++++ Supplied information

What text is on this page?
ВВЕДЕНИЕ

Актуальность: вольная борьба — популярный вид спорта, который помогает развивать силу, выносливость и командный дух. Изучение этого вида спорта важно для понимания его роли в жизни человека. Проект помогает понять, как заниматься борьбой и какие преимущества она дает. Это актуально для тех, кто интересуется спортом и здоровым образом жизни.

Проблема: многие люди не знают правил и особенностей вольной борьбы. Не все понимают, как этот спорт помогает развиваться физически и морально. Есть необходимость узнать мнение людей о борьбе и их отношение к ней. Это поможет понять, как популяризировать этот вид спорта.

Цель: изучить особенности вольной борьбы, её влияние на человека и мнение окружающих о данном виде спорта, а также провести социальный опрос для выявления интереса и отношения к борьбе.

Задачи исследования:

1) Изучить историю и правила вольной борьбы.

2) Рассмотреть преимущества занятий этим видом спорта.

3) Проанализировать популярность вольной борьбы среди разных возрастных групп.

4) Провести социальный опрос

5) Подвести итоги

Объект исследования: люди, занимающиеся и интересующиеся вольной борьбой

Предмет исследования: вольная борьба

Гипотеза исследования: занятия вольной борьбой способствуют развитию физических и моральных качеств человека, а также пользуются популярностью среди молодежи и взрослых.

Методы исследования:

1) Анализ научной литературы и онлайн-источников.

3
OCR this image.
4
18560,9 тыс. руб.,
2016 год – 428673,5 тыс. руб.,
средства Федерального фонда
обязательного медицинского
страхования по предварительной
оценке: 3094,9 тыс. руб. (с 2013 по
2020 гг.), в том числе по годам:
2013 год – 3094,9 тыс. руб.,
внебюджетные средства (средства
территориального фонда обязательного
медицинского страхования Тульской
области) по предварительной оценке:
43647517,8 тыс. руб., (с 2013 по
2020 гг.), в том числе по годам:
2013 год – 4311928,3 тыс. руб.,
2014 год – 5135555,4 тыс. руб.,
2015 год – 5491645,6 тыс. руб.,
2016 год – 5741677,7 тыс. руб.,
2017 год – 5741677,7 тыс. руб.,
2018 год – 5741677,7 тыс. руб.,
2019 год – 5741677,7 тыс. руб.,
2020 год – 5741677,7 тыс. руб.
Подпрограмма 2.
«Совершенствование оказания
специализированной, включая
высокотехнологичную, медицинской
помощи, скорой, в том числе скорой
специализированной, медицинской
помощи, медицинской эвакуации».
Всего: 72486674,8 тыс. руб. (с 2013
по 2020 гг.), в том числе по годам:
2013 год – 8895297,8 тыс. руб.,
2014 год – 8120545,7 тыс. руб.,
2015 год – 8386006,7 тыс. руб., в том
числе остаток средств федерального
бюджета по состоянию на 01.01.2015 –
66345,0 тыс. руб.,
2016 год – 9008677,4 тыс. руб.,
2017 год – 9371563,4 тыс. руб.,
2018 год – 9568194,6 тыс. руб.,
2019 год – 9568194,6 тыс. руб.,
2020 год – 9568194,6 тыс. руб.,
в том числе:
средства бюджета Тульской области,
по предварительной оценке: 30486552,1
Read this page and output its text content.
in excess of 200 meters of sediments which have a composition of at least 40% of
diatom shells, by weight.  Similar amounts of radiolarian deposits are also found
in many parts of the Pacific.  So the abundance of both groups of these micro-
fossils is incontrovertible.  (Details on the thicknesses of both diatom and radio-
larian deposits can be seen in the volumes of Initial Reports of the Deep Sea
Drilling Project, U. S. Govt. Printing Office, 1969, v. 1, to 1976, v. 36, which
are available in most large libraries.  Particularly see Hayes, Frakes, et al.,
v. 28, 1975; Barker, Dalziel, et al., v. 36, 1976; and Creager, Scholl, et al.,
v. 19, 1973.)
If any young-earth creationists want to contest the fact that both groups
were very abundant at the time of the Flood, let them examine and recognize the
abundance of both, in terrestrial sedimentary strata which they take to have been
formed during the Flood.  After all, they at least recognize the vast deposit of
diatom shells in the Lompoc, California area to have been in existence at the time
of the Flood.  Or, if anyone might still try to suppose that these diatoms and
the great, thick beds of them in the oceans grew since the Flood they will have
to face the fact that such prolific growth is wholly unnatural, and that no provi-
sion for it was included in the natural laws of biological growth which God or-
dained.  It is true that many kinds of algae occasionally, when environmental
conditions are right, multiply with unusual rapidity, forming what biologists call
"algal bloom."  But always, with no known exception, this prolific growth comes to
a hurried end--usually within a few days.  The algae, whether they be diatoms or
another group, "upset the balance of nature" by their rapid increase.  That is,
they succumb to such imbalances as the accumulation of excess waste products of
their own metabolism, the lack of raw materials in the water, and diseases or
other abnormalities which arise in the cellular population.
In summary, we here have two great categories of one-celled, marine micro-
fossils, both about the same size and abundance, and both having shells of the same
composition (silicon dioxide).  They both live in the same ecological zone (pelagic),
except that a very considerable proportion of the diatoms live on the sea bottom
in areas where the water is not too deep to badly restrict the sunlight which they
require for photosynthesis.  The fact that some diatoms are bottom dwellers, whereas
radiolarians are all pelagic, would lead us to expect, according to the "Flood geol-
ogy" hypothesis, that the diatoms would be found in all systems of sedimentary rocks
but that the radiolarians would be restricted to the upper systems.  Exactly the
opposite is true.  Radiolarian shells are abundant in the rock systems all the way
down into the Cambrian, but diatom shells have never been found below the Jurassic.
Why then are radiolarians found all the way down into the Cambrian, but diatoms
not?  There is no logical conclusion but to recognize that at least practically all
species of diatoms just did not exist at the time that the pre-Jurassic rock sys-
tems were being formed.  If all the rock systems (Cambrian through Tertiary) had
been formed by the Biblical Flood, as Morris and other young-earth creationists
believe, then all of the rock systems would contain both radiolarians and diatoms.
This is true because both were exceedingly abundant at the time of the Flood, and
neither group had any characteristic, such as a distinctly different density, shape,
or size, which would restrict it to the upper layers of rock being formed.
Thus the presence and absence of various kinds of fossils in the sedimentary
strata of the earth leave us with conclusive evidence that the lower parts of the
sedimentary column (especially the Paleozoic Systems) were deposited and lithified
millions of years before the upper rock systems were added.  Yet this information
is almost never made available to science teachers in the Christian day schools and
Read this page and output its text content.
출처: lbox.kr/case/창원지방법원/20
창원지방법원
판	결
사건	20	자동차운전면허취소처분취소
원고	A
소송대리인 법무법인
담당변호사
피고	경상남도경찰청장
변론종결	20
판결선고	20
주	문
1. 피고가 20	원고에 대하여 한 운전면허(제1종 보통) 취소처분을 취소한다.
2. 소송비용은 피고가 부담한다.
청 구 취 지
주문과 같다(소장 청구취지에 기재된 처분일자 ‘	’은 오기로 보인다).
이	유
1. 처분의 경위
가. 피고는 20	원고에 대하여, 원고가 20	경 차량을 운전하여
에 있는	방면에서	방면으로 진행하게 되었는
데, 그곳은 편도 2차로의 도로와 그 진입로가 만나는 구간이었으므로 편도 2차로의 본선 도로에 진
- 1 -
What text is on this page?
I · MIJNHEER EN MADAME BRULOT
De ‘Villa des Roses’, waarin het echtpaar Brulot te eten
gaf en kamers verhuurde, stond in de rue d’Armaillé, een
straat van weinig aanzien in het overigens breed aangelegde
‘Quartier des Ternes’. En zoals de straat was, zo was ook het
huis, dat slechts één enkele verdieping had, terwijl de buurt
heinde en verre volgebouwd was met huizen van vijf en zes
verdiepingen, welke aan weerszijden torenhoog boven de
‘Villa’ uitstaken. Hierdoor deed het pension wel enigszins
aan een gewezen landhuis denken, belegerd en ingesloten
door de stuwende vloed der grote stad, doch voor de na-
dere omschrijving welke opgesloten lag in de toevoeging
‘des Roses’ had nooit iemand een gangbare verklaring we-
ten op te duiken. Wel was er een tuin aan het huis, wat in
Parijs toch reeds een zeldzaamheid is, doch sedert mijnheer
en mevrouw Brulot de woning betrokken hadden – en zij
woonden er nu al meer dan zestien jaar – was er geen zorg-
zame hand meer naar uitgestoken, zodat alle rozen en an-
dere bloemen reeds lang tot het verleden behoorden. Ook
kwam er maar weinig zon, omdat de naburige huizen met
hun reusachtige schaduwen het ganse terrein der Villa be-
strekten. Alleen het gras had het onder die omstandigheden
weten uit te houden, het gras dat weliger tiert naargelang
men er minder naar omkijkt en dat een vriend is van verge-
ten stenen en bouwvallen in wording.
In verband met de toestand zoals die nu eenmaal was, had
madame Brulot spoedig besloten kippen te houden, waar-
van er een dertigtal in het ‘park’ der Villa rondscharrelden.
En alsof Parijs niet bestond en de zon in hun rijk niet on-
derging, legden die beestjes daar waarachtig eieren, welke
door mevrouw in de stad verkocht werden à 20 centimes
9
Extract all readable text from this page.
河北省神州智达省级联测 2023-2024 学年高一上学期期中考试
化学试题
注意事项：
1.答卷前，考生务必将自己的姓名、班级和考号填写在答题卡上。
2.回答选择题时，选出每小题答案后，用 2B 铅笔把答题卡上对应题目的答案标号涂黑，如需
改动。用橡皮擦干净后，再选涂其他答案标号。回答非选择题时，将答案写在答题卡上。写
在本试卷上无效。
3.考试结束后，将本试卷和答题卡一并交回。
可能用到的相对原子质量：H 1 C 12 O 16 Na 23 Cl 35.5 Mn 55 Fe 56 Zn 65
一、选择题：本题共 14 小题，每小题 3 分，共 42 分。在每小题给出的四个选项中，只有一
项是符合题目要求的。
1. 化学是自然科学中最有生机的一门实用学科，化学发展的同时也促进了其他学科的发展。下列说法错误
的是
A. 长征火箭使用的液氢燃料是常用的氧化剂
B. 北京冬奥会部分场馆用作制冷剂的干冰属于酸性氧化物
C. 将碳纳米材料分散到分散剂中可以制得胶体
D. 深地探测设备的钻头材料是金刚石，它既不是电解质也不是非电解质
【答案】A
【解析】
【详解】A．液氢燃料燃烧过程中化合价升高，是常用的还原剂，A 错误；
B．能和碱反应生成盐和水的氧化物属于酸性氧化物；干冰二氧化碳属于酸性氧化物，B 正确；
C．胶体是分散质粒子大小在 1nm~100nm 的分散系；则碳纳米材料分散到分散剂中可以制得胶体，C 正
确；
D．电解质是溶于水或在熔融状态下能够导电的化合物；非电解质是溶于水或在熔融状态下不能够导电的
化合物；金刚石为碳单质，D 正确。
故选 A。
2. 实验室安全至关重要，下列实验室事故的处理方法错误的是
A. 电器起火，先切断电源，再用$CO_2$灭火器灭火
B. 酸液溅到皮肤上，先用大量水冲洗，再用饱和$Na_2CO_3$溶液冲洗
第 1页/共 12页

++++++++

Instructions to follow:
Report how many lines of the entries hold the word "recognize". Nothing else is needed.

Solved problem:
3